Exercise prompt: Set the following entries down again exactly, line by line.

Rows:
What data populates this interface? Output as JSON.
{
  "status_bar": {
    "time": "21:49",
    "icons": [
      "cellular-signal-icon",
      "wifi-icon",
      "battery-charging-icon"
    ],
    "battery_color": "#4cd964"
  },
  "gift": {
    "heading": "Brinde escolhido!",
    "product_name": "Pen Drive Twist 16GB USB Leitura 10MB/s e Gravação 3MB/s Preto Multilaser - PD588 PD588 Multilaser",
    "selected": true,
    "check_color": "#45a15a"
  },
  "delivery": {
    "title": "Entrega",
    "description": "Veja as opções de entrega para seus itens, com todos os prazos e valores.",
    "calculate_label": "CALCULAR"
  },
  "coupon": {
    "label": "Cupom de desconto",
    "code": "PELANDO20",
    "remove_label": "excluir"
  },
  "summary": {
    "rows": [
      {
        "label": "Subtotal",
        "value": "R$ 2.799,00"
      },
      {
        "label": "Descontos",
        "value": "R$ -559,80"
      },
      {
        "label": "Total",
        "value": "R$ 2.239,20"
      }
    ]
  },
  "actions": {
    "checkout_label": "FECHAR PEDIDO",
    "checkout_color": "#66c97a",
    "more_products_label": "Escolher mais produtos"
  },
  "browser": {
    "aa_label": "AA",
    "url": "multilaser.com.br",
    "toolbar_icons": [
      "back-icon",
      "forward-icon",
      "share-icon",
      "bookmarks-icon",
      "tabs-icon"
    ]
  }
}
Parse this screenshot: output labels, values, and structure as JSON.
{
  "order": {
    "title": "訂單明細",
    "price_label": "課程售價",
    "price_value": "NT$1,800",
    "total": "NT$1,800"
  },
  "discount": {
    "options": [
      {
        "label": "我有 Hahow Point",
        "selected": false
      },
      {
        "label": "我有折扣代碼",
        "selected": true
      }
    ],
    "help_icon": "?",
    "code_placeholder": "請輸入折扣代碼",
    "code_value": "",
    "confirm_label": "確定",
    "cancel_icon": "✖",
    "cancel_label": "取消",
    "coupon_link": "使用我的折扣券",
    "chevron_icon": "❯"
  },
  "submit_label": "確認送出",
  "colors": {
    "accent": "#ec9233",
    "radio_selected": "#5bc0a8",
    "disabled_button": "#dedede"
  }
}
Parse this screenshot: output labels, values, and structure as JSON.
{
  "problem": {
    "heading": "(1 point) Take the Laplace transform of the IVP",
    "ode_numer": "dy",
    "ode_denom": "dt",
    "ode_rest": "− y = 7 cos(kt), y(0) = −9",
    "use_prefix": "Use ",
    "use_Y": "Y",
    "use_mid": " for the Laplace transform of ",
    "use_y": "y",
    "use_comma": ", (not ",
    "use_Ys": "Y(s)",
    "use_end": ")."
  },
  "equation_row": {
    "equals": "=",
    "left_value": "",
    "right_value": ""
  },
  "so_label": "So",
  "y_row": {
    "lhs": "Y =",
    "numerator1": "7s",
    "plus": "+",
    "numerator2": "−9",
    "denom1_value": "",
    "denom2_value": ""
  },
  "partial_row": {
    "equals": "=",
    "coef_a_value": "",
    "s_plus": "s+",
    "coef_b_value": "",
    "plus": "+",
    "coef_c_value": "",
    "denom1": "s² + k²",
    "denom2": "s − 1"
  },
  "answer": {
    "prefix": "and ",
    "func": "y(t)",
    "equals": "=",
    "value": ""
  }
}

Response below:
What data populates this interface? Output as JSON.
{
  "status_bar": {
    "time": "21:49",
    "icons": [
      "cellular-signal-icon",
      "wifi-icon",
      "battery-charging-icon"
    ],
    "battery_color": "#4cd964"
  },
  "gift": {
    "heading": "Brinde escolhido!",
    "product_name": "Pen Drive Twist 16GB USB Leitura 10MB/s e Gravação 3MB/s Preto Multilaser - PD588 PD588 Multilaser",
    "selected": true,
    "check_color": "#45a15a"
  },
  "delivery": {
    "title": "Entrega",
    "description": "Veja as opções de entrega para seus itens, com todos os prazos e valores.",
    "calculate_label": "CALCULAR"
  },
  "coupon": {
    "label": "Cupom de desconto",
    "code": "PELANDO20",
    "remove_label": "excluir"
  },
  "summary": {
    "rows": [
      {
        "label": "Subtotal",
        "value": "R$ 2.799,00"
      },
      {
        "label": "Descontos",
        "value": "R$ -559,80"
      },
      {
        "label": "Total",
        "value": "R$ 2.239,20"
      }
    ]
  },
  "actions": {
    "checkout_label": "FECHAR PEDIDO",
    "checkout_color": "#66c97a",
    "more_products_label": "Escolher mais produtos"
  },
  "browser": {
    "aa_label": "AA",
    "url": "multilaser.com.br",
    "toolbar_icons": [
      "back-icon",
      "forward-icon",
      "share-icon",
      "bookmarks-icon",
      "tabs-icon"
    ]
  }
}
Parse this screenshot: output labels, values, and structure as JSON.
{
  "order": {
    "title": "訂單明細",
    "price_label": "課程售價",
    "price_value": "NT$1,800",
    "total": "NT$1,800"
  },
  "discount": {
    "options": [
      {
        "label": "我有 Hahow Point",
        "selected": false
      },
      {
        "label": "我有折扣代碼",
        "selected": true
      }
    ],
    "help_icon": "?",
    "code_placeholder": "請輸入折扣代碼",
    "code_value": "",
    "confirm_label": "確定",
    "cancel_icon": "✖",
    "cancel_label": "取消",
    "coupon_link": "使用我的折扣券",
    "chevron_icon": "❯"
  },
  "submit_label": "確認送出",
  "colors": {
    "accent": "#ec9233",
    "radio_selected": "#5bc0a8",
    "disabled_button": "#dedede"
  }
}
Parse this screenshot: output labels, values, and structure as JSON.
{
  "problem": {
    "heading": "(1 point) Take the Laplace transform of the IVP",
    "ode_numer": "dy",
    "ode_denom": "dt",
    "ode_rest": "− y = 7 cos(kt), y(0) = −9",
    "use_prefix": "Use ",
    "use_Y": "Y",
    "use_mid": " for the Laplace transform of ",
    "use_y": "y",
    "use_comma": ", (not ",
    "use_Ys": "Y(s)",
    "use_end": ")."
  },
  "equation_row": {
    "equals": "=",
    "left_value": "",
    "right_value": ""
  },
  "so_label": "So",
  "y_row": {
    "lhs": "Y =",
    "numerator1": "7s",
    "plus": "+",
    "numerator2": "−9",
    "denom1_value": "",
    "denom2_value": ""
  },
  "partial_row": {
    "equals": "=",
    "coef_a_value": "",
    "s_plus": "s+",
    "coef_b_value": "",
    "plus": "+",
    "coef_c_value": "",
    "denom1": "s² + k²",
    "denom2": "s − 1"
  },
  "answer": {
    "prefix": "and ",
    "func": "y(t)",
    "equals": "=",
    "value": ""
  }
}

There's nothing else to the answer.